### What is being asked
Extract each line of the data and write it out again exactly.

### Data in this exercise
========
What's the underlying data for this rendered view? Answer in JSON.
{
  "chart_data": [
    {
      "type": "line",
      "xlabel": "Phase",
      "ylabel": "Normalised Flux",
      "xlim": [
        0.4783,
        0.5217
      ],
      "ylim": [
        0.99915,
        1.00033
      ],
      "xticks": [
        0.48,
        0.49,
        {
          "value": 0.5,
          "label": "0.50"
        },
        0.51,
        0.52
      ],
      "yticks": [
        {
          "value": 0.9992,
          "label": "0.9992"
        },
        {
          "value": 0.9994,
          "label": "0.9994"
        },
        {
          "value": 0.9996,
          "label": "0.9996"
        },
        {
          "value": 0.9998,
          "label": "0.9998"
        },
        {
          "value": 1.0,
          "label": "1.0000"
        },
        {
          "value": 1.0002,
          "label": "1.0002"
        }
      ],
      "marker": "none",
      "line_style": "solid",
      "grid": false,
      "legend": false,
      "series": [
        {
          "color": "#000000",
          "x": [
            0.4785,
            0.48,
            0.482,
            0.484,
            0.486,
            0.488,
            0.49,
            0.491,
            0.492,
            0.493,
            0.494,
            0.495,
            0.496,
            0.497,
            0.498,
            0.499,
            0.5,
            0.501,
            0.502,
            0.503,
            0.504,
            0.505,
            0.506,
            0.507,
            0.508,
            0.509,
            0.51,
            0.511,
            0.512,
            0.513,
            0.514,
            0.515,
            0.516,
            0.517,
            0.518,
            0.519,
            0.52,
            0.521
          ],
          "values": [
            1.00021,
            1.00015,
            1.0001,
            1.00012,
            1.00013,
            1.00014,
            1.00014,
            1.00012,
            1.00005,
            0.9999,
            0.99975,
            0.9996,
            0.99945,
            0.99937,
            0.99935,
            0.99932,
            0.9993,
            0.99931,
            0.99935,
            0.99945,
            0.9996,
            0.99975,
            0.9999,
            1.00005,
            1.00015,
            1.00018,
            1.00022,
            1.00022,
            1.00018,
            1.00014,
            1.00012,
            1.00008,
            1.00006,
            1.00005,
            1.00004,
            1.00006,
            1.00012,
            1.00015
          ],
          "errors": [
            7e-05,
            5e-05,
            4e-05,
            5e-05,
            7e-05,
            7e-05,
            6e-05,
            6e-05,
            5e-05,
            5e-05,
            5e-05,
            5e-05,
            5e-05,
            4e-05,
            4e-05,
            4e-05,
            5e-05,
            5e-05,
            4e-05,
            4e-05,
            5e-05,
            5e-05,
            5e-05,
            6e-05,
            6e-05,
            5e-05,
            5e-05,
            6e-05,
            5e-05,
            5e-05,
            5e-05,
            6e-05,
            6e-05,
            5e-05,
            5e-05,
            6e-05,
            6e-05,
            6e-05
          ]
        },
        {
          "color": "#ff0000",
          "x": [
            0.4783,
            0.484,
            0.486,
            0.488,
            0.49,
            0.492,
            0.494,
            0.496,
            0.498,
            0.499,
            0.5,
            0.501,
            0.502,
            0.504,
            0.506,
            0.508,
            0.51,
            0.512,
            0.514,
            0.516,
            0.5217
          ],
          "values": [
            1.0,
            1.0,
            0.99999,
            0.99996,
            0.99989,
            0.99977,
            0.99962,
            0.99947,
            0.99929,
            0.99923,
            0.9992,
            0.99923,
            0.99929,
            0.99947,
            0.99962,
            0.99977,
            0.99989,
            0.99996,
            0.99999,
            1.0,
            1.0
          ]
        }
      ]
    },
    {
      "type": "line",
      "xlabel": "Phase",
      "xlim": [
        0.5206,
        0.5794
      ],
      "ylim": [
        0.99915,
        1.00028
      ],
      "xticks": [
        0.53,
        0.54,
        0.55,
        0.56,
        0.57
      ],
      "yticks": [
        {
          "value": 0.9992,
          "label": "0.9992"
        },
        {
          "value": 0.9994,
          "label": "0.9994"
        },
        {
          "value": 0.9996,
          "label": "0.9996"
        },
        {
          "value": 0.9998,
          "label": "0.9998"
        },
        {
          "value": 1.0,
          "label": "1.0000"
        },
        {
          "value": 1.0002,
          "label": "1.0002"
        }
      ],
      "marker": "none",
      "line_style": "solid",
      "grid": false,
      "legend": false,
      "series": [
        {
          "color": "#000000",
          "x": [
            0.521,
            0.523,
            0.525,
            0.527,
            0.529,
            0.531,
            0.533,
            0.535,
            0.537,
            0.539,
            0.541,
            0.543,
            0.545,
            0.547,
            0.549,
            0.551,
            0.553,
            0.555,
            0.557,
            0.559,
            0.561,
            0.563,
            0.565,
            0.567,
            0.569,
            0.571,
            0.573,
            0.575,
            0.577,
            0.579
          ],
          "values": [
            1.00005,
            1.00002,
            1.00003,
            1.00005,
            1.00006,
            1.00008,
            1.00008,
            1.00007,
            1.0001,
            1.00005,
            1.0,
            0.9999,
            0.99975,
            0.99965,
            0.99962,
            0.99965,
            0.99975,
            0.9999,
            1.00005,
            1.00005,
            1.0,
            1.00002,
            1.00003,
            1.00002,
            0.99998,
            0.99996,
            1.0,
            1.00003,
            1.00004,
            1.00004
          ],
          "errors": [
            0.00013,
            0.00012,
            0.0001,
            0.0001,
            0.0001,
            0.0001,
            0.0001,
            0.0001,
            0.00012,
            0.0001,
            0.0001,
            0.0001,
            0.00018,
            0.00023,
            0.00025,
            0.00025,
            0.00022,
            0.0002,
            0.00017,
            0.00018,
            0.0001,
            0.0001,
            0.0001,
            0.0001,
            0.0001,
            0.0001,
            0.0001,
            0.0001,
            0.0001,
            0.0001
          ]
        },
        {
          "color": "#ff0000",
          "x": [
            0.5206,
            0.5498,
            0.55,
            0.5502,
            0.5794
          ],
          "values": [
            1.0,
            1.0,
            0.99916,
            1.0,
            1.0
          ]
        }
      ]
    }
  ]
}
========
### Task answer
What's the underlying data for this rendered view? Answer in JSON.
{
  "chart_data": [
    {
      "type": "line",
      "xlabel": "Phase",
      "ylabel": "Normalised Flux",
      "xlim": [
        0.4783,
        0.5217
      ],
      "ylim": [
        0.99915,
        1.00033
      ],
      "xticks": [
        0.48,
        0.49,
        {
          "value": 0.5,
          "label": "0.50"
        },
        0.51,
        0.52
      ],
      "yticks": [
        {
          "value": 0.9992,
          "label": "0.9992"
        },
        {
          "value": 0.9994,
          "label": "0.9994"
        },
        {
          "value": 0.9996,
          "label": "0.9996"
        },
        {
          "value": 0.9998,
          "label": "0.9998"
        },
        {
          "value": 1.0,
          "label": "1.0000"
        },
        {
          "value": 1.0002,
          "label": "1.0002"
        }
      ],
      "marker": "none",
      "line_style": "solid",
      "grid": false,
      "legend": false,
      "series": [
        {
          "color": "#000000",
          "x": [
            0.4785,
            0.48,
            0.482,
            0.484,
            0.486,
            0.488,
            0.49,
            0.491,
            0.492,
            0.493,
            0.494,
            0.495,
            0.496,
            0.497,
            0.498,
            0.499,
            0.5,
            0.501,
            0.502,
            0.503,
            0.504,
            0.505,
            0.506,
            0.507,
            0.508,
            0.509,
            0.51,
            0.511,
            0.512,
            0.513,
            0.514,
            0.515,
            0.516,
            0.517,
            0.518,
            0.519,
            0.52,
            0.521
          ],
          "values": [
            1.00021,
            1.00015,
            1.0001,
            1.00012,
            1.00013,
            1.00014,
            1.00014,
            1.00012,
            1.00005,
            0.9999,
            0.99975,
            0.9996,
            0.99945,
            0.99937,
            0.99935,
            0.99932,
            0.9993,
            0.99931,
            0.99935,
            0.99945,
            0.9996,
            0.99975,
            0.9999,
            1.00005,
            1.00015,
            1.00018,
            1.00022,
            1.00022,
            1.00018,
            1.00014,
            1.00012,
            1.00008,
            1.00006,
            1.00005,
            1.00004,
            1.00006,
            1.00012,
            1.00015
          ],
          "errors": [
            7e-05,
            5e-05,
            4e-05,
            5e-05,
            7e-05,
            7e-05,
            6e-05,
            6e-05,
            5e-05,
            5e-05,
            5e-05,
            5e-05,
            5e-05,
            4e-05,
            4e-05,
            4e-05,
            5e-05,
            5e-05,
            4e-05,
            4e-05,
            5e-05,
            5e-05,
            5e-05,
            6e-05,
            6e-05,
            5e-05,
            5e-05,
            6e-05,
            5e-05,
            5e-05,
            5e-05,
            6e-05,
            6e-05,
            5e-05,
            5e-05,
            6e-05,
            6e-05,
            6e-05
          ]
        },
        {
          "color": "#ff0000",
          "x": [
            0.4783,
            0.484,
            0.486,
            0.488,
            0.49,
            0.492,
            0.494,
            0.496,
            0.498,
            0.499,
            0.5,
            0.501,
            0.502,
            0.504,
            0.506,
            0.508,
            0.51,
            0.512,
            0.514,
            0.516,
            0.5217
          ],
          "values": [
            1.0,
            1.0,
            0.99999,
            0.99996,
            0.99989,
            0.99977,
            0.99962,
            0.99947,
            0.99929,
            0.99923,
            0.9992,
            0.99923,
            0.99929,
            0.99947,
            0.99962,
            0.99977,
            0.99989,
            0.99996,
            0.99999,
            1.0,
            1.0
          ]
        }
      ]
    },
    {
      "type": "line",
      "xlabel": "Phase",
      "xlim": [
        0.5206,
        0.5794
      ],
      "ylim": [
        0.99915,
        1.00028
      ],
      "xticks": [
        0.53,
        0.54,
        0.55,
        0.56,
        0.57
      ],
      "yticks": [
        {
          "value": 0.9992,
          "label": "0.9992"
        },
        {
          "value": 0.9994,
          "label": "0.9994"
        },
        {
          "value": 0.9996,
          "label": "0.9996"
        },
        {
          "value": 0.9998,
          "label": "0.9998"
        },
        {
          "value": 1.0,
          "label": "1.0000"
        },
        {
          "value": 1.0002,
          "label": "1.0002"
        }
      ],
      "marker": "none",
      "line_style": "solid",
      "grid": false,
      "legend": false,
      "series": [
        {
          "color": "#000000",
          "x": [
            0.521,
            0.523,
            0.525,
            0.527,
            0.529,
            0.531,
            0.533,
            0.535,
            0.537,
            0.539,
            0.541,
            0.543,
            0.545,
            0.547,
            0.549,
            0.551,
            0.553,
            0.555,
            0.557,
            0.559,
            0.561,
            0.563,
            0.565,
            0.567,
            0.569,
            0.571,
            0.573,
            0.575,
            0.577,
            0.579
          ],
          "values": [
            1.00005,
            1.00002,
            1.00003,
            1.00005,
            1.00006,
            1.00008,
            1.00008,
            1.00007,
            1.0001,
            1.00005,
            1.0,
            0.9999,
            0.99975,
            0.99965,
            0.99962,
            0.99965,
            0.99975,
            0.9999,
            1.00005,
            1.00005,
            1.0,
            1.00002,
            1.00003,
            1.00002,
            0.99998,
            0.99996,
            1.0,
            1.00003,
            1.00004,
            1.00004
          ],
          "errors": [
            0.00013,
            0.00012,
            0.0001,
            0.0001,
            0.0001,
            0.0001,
            0.0001,
            0.0001,
            0.00012,
            0.0001,
            0.0001,
            0.0001,
            0.00018,
            0.00023,
            0.00025,
            0.00025,
            0.00022,
            0.0002,
            0.00017,
            0.00018,
            0.0001,
            0.0001,
            0.0001,
            0.0001,
            0.0001,
            0.0001,
            0.0001,
            0.0001,
            0.0001,
            0.0001
          ]
        },
        {
          "color": "#ff0000",
          "x": [
            0.5206,
            0.5498,
            0.55,
            0.5502,
            0.5794
          ],
          "values": [
            1.0,
            1.0,
            0.99916,
            1.0,
            1.0
          ]
        }
      ]
    }
  ]
}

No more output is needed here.